Using the listing below, please gather every line containing the word "also".

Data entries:
□ □ □ □

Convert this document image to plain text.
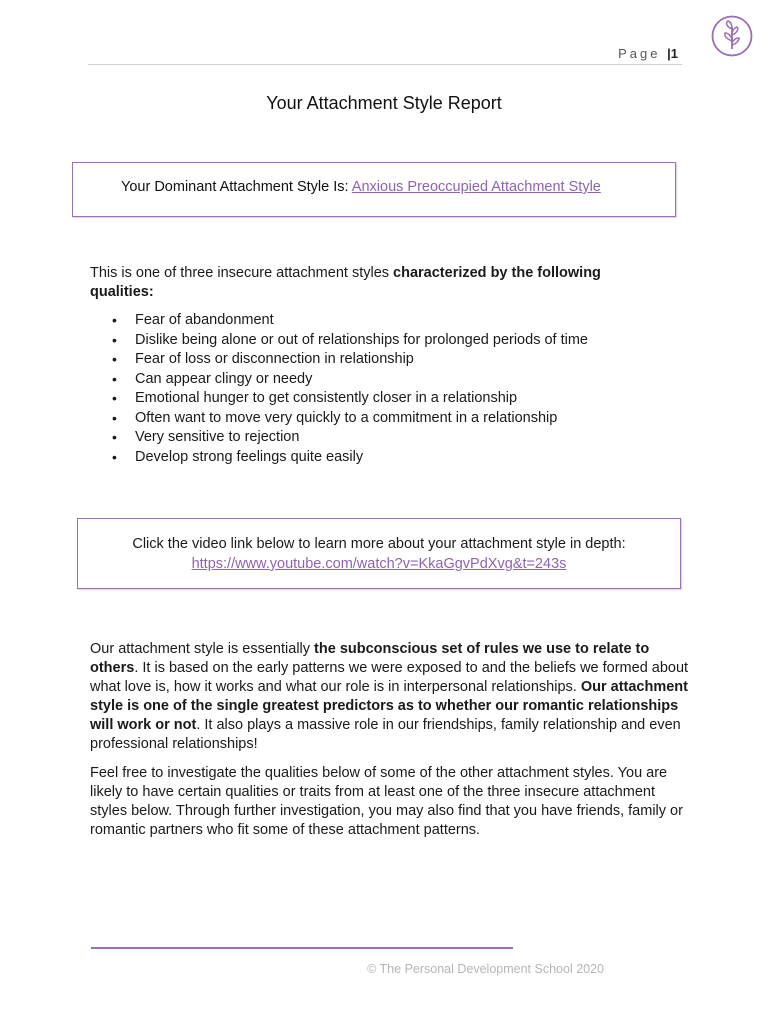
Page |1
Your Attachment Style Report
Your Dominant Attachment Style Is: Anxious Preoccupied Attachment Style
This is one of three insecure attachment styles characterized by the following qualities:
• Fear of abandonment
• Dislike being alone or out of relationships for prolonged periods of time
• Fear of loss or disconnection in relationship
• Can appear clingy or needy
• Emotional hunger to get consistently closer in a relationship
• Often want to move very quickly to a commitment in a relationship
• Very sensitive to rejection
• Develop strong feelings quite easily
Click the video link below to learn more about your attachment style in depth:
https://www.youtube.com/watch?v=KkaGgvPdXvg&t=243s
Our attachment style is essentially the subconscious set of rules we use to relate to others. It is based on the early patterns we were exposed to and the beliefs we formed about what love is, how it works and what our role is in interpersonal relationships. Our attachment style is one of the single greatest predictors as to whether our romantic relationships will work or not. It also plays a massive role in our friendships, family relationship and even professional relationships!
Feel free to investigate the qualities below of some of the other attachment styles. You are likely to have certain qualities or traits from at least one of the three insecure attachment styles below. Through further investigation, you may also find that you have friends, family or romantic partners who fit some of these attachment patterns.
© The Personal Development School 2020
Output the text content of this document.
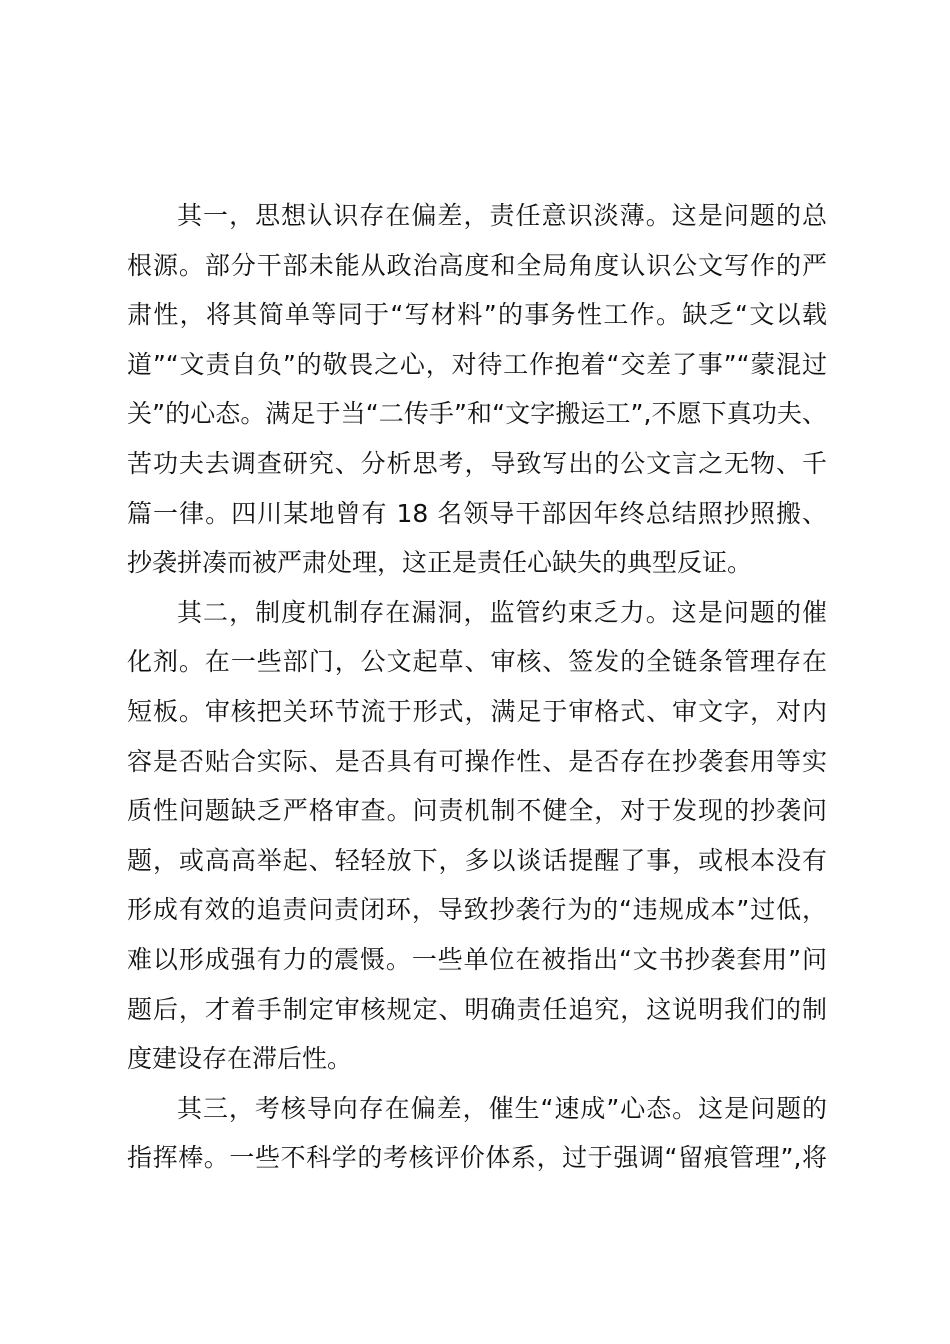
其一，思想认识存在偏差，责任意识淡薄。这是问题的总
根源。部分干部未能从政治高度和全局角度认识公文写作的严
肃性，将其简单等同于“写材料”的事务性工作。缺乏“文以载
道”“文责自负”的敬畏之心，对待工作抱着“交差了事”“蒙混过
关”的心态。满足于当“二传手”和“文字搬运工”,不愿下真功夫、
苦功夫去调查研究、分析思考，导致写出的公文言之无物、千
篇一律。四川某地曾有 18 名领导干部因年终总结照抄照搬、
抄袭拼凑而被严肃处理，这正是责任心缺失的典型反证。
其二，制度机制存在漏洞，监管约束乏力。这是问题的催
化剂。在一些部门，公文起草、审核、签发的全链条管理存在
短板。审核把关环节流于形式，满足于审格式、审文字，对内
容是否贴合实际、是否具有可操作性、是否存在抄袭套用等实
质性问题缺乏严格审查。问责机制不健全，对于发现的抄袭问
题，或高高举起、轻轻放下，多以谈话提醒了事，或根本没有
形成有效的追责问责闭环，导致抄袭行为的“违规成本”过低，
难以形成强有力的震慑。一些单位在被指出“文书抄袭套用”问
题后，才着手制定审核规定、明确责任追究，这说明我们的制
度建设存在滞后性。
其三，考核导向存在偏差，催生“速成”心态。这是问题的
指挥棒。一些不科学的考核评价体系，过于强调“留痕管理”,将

□ □ □ □

## Result for this exercise
Our attachment style is essentially the subconscious set of rules we use to relate to others. It is based on the early patterns we were exposed to and the beliefs we formed about what love is, how it works and what our role is in interpersonal relationships. Our attachment style is one of the single greatest predictors as to whether our romantic relationships will work or not. It also plays a massive role in our friendships, family relationship and even professional relationships!
Feel free to investigate the qualities below of some of the other attachment styles. You are likely to have certain qualities or traits from at least one of the three insecure attachment styles below. Through further investigation, you may also find that you have friends, family or romantic partners who fit some of these attachment patterns.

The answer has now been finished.